<<<<

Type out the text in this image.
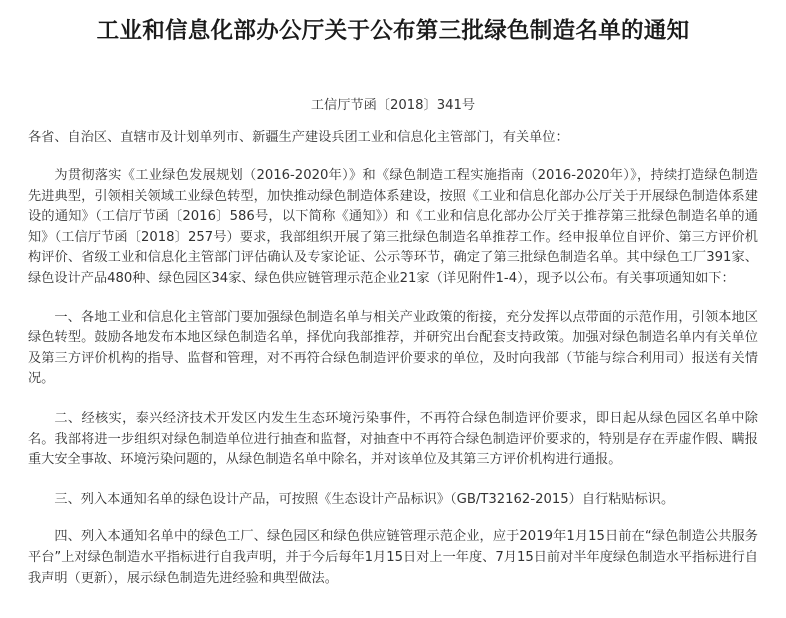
工业和信息化部办公厅关于公布第三批绿色制造名单的通知

工信厅节函〔2018〕341号

各省、自治区、直辖市及计划单列市、新疆生产建设兵团工业和信息化主管部门，有关单位：

为贯彻落实《工业绿色发展规划（2016-2020年）》和《绿色制造工程实施指南（2016-2020年）》，持续打造绿色制造先进典型，引领相关领域工业绿色转型，加快推动绿色制造体系建设，按照《工业和信息化部办公厅关于开展绿色制造体系建设的通知》（工信厅节函〔2016〕586号，以下简称《通知》）和《工业和信息化部办公厅关于推荐第三批绿色制造名单的通知》（工信厅节函〔2018〕257号）要求，我部组织开展了第三批绿色制造名单推荐工作。经申报单位自评价、第三方评价机构评价、省级工业和信息化主管部门评估确认及专家论证、公示等环节，确定了第三批绿色制造名单。其中绿色工厂391家、绿色设计产品480种、绿色园区34家、绿色供应链管理示范企业21家（详见附件1-4），现予以公布。有关事项通知如下：

一、各地工业和信息化主管部门要加强绿色制造名单与相关产业政策的衔接，充分发挥以点带面的示范作用，引领本地区绿色转型。鼓励各地发布本地区绿色制造名单，择优向我部推荐，并研究出台配套支持政策。加强对绿色制造名单内有关单位及第三方评价机构的指导、监督和管理，对不再符合绿色制造评价要求的单位，及时向我部（节能与综合利用司）报送有关情况。

二、经核实，泰兴经济技术开发区内发生生态环境污染事件，不再符合绿色制造评价要求，即日起从绿色园区名单中除名。我部将进一步组织对绿色制造单位进行抽查和监督，对抽查中不再符合绿色制造评价要求的，特别是存在弄虚作假、瞒报重大安全事故、环境污染问题的，从绿色制造名单中除名，并对该单位及其第三方评价机构进行通报。

三、列入本通知名单的绿色设计产品，可按照《生态设计产品标识》（GB/T32162-2015）自行粘贴标识。

四、列入本通知名单中的绿色工厂、绿色园区和绿色供应链管理示范企业，应于2019年1月15日前在“绿色制造公共服务平台”上对绿色制造水平指标进行自我声明，并于今后每年1月15日对上一年度、7月15日前对半年度绿色制造水平指标进行自我声明（更新），展示绿色制造先进经验和典型做法。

>>>>

* WHAT NEEDS TO BE DONE:
Quote the preceding listing precisely and completely, omitting its images.

* SOLUTION TO THIS EXERCISE:
Type out the text in this image.
工业和信息化部办公厅关于公布第三批绿色制造名单的通知

工信厅节函〔2018〕341号

各省、自治区、直辖市及计划单列市、新疆生产建设兵团工业和信息化主管部门，有关单位：

为贯彻落实《工业绿色发展规划（2016-2020年）》和《绿色制造工程实施指南（2016-2020年）》，持续打造绿色制造先进典型，引领相关领域工业绿色转型，加快推动绿色制造体系建设，按照《工业和信息化部办公厅关于开展绿色制造体系建设的通知》（工信厅节函〔2016〕586号，以下简称《通知》）和《工业和信息化部办公厅关于推荐第三批绿色制造名单的通知》（工信厅节函〔2018〕257号）要求，我部组织开展了第三批绿色制造名单推荐工作。经申报单位自评价、第三方评价机构评价、省级工业和信息化主管部门评估确认及专家论证、公示等环节，确定了第三批绿色制造名单。其中绿色工厂391家、绿色设计产品480种、绿色园区34家、绿色供应链管理示范企业21家（详见附件1-4），现予以公布。有关事项通知如下：

一、各地工业和信息化主管部门要加强绿色制造名单与相关产业政策的衔接，充分发挥以点带面的示范作用，引领本地区绿色转型。鼓励各地发布本地区绿色制造名单，择优向我部推荐，并研究出台配套支持政策。加强对绿色制造名单内有关单位及第三方评价机构的指导、监督和管理，对不再符合绿色制造评价要求的单位，及时向我部（节能与综合利用司）报送有关情况。

二、经核实，泰兴经济技术开发区内发生生态环境污染事件，不再符合绿色制造评价要求，即日起从绿色园区名单中除名。我部将进一步组织对绿色制造单位进行抽查和监督，对抽查中不再符合绿色制造评价要求的，特别是存在弄虚作假、瞒报重大安全事故、环境污染问题的，从绿色制造名单中除名，并对该单位及其第三方评价机构进行通报。

三、列入本通知名单的绿色设计产品，可按照《生态设计产品标识》（GB/T32162-2015）自行粘贴标识。

四、列入本通知名单中的绿色工厂、绿色园区和绿色供应链管理示范企业，应于2019年1月15日前在“绿色制造公共服务平台”上对绿色制造水平指标进行自我声明，并于今后每年1月15日对上一年度、7月15日前对半年度绿色制造水平指标进行自我声明（更新），展示绿色制造先进经验和典型做法。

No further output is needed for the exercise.